### WORK INSTRUCTIONS
Continue the text about tigers and crab fishermen in the Sundarbans from where it stops.

### SUPPLIED TEXT
----
According to official records, Bengal tigers have killed about 3,000 people in the last 50 years in the Sundarbans, the world’s largest mangrove forest, spanning 10,000 square kilometers across India and Bangladesh.
Local experts put the number of deaths by tiger attacks at twice that number over the same period. There are about 270,000 people living in the Sundarbans, along with approximately 226 Royal Bengal tigers that roam the Sundarbans.
The Indian government is very proud of the growing number of Bengal tigers. They have parceled out the Sundarban Tiger Reserve (STR) in coastal West Bengal, India, a region that can only be entered with permission from the forest service.
This is a problem, because the primary food the residents eat is fish and crabs. They can only be caught by boat. And herein lies the biggest problem facing the 150 forest fringe villages of the Sundarbans. To catch the crabs and fish, you need a Boat License Certificate (BLC). With 70,000 people making their living as crab fishermen alone, the locals game the system so that people can survive.
“There is a nexus between the BLC owner and fishing businessmen who control the BLC and decide whom to give it to,” said Jaykrishna Haldar, the secretary of the fishermen’s union. “The majority of marginal fishing and crab-catching folk are unable to collect BLC, which leads them to issues like seized boats, physical harassment, and fines by the forest department.”
The owners of the BLCs don't fish themselves. They make a lot more money renting the BLC out. It's not cheap. A fee of from $1,200 to $1,500 is required. The cost of fishing without a BLC is jail, plus a hefty fine.
Traversing the shallow river and creek waters is extremely dangerous. The big cats lie in wait along the shore, hiding in the mangroves, waiting for an unwary fisherman to come along. It's easy pickings for the tiger.
----
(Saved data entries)

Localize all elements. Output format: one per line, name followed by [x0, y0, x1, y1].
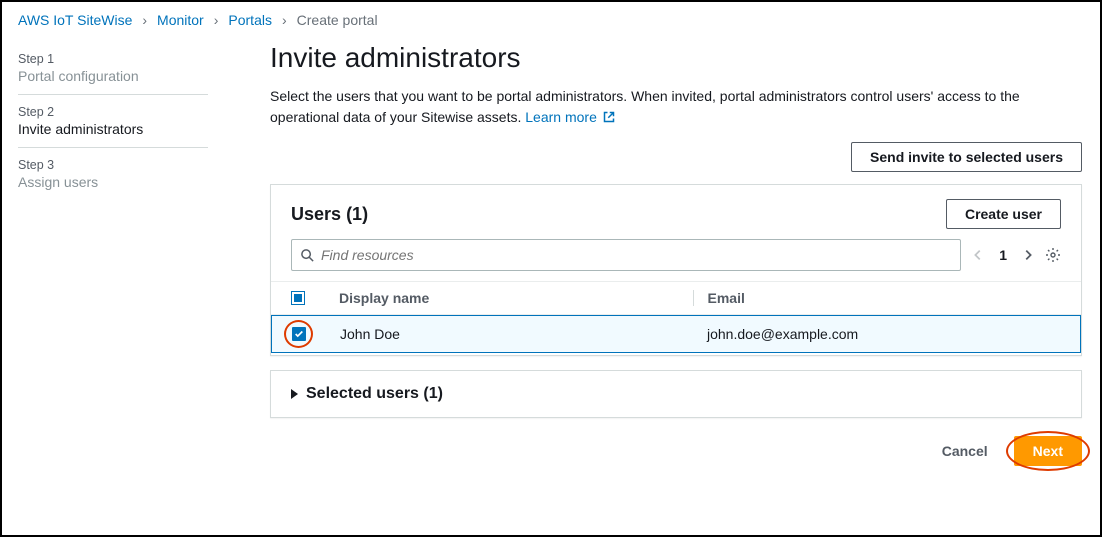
next-page-icon[interactable]: [1021, 248, 1035, 262]
page-title: Invite administrators: [270, 42, 1082, 74]
header-display-name[interactable]: Display name: [331, 290, 693, 306]
breadcrumb-service[interactable]: AWS IoT SiteWise: [18, 12, 132, 28]
step-3[interactable]: Step 3 Assign users: [18, 148, 208, 200]
send-invite-button[interactable]: Send invite to selected users: [851, 142, 1082, 172]
desc-text: Select the users that you want to be por…: [270, 88, 1020, 125]
search-icon: [300, 248, 315, 263]
select-all-checkbox[interactable]: [291, 291, 305, 305]
selected-title-text: Selected users: [306, 385, 419, 402]
row-email: john.doe@example.com: [693, 326, 1060, 342]
users-title-text: Users: [291, 204, 341, 224]
breadcrumb-current: Create portal: [297, 12, 378, 28]
step-1-title: Portal configuration: [18, 68, 208, 84]
gear-icon[interactable]: [1045, 247, 1061, 263]
step-2[interactable]: Step 2 Invite administrators: [18, 95, 208, 148]
check-icon: [294, 329, 304, 339]
selected-users-title: Selected users (1): [306, 385, 443, 403]
step-2-title: Invite administrators: [18, 121, 208, 137]
users-count: (1): [346, 204, 368, 224]
breadcrumb-portals[interactable]: Portals: [228, 12, 272, 28]
header-email[interactable]: Email: [693, 290, 1062, 306]
search-input-wrap[interactable]: [291, 239, 961, 271]
users-panel-title: Users (1): [291, 204, 368, 225]
selected-count: (1): [423, 385, 443, 402]
step-1-num: Step 1: [18, 52, 208, 66]
chevron-right-icon: ›: [214, 12, 219, 28]
step-1[interactable]: Step 1 Portal configuration: [18, 42, 208, 95]
prev-page-icon[interactable]: [971, 248, 985, 262]
selected-users-panel: Selected users (1): [270, 370, 1082, 418]
step-2-num: Step 2: [18, 105, 208, 119]
row-display-name: John Doe: [332, 326, 693, 342]
caret-right-icon: [291, 389, 298, 399]
learn-more-link[interactable]: Learn more: [525, 109, 614, 125]
users-table: Display name Email John Doe john.doe@exa…: [271, 281, 1081, 353]
cancel-button[interactable]: Cancel: [930, 437, 1000, 465]
page-number: 1: [999, 247, 1007, 263]
footer-actions: Cancel Next: [270, 432, 1082, 476]
row-checkbox[interactable]: [292, 327, 306, 341]
step-3-title: Assign users: [18, 174, 208, 190]
external-link-icon: [603, 108, 615, 120]
table-header: Display name Email: [271, 281, 1081, 315]
selected-users-expander[interactable]: Selected users (1): [291, 385, 1061, 403]
wizard-sidebar: Step 1 Portal configuration Step 2 Invit…: [2, 34, 232, 531]
main-content: Invite administrators Select the users t…: [232, 34, 1100, 531]
learn-more-text: Learn more: [525, 109, 597, 125]
breadcrumb-monitor[interactable]: Monitor: [157, 12, 204, 28]
table-row[interactable]: John Doe john.doe@example.com: [271, 315, 1081, 353]
breadcrumb: AWS IoT SiteWise › Monitor › Portals › C…: [2, 2, 1100, 34]
step-3-num: Step 3: [18, 158, 208, 172]
chevron-right-icon: ›: [142, 12, 147, 28]
page-description: Select the users that you want to be por…: [270, 86, 1082, 128]
search-input[interactable]: [321, 247, 952, 263]
chevron-right-icon: ›: [282, 12, 287, 28]
next-button[interactable]: Next: [1014, 436, 1082, 466]
create-user-button[interactable]: Create user: [946, 199, 1061, 229]
users-panel: Users (1) Create user 1: [270, 184, 1082, 356]
paginator: 1: [971, 247, 1035, 263]
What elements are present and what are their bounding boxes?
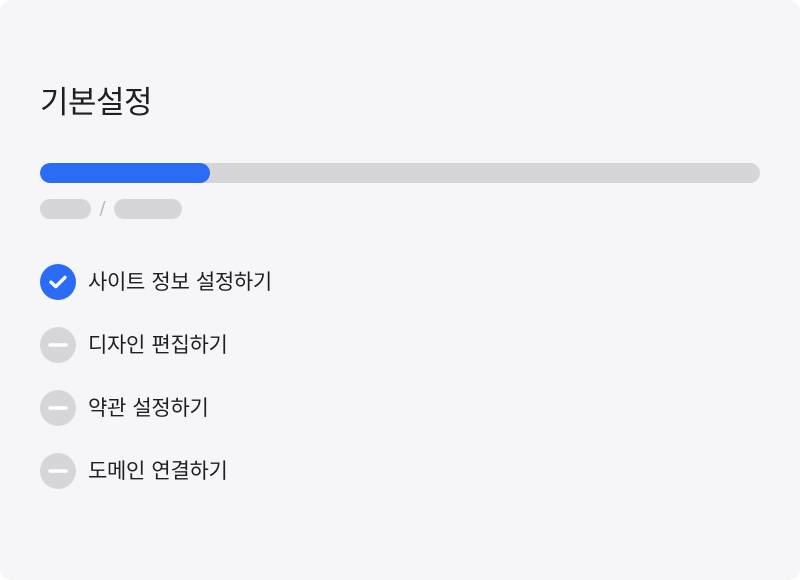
----
### ANSWER TO THE TASK
The statistics of dead and injured residents are unreliable because of conservation laws that make any tiger-human interaction a maze of regulations and rules that have to be navigated for any widow or family to receive compensation.
After interviewing 25 tiger victim families, I noticed a typical pattern. First, no compensation is provided to those who ventured without a BLC. Second, no compensation is granted if the victim’s body is not recovered. And third, compensation is only granted if the Forest Department investigation confirms the incident occurred within the buffer zone and the victim held a BLC.
Those who claim compensation face nearly impossible bureaucratic hurdles: A family member must submit numerous documents including a post-mortem report, and death certificate, with official signatures from the Gram Panchayat (village government), Panchayat Samiti (regional government), Fisheries Extension Officer, Police Station, and Block Development Office.
In 2022, I spoke with Prabir Mishra, a human rights activist and vocal advocate for fishing and forest rights, who contributed to a fact-finding report on “tiger widows.” Prabir said that the present government “has deteriorated rights-based policies and is not willing to democratize forest governance.” He added that the government’s real intention is “promoting tourism, which is harming the natural ecosystem and serving the interest of the elite class, but not issuing fishing rights to marginal local people.”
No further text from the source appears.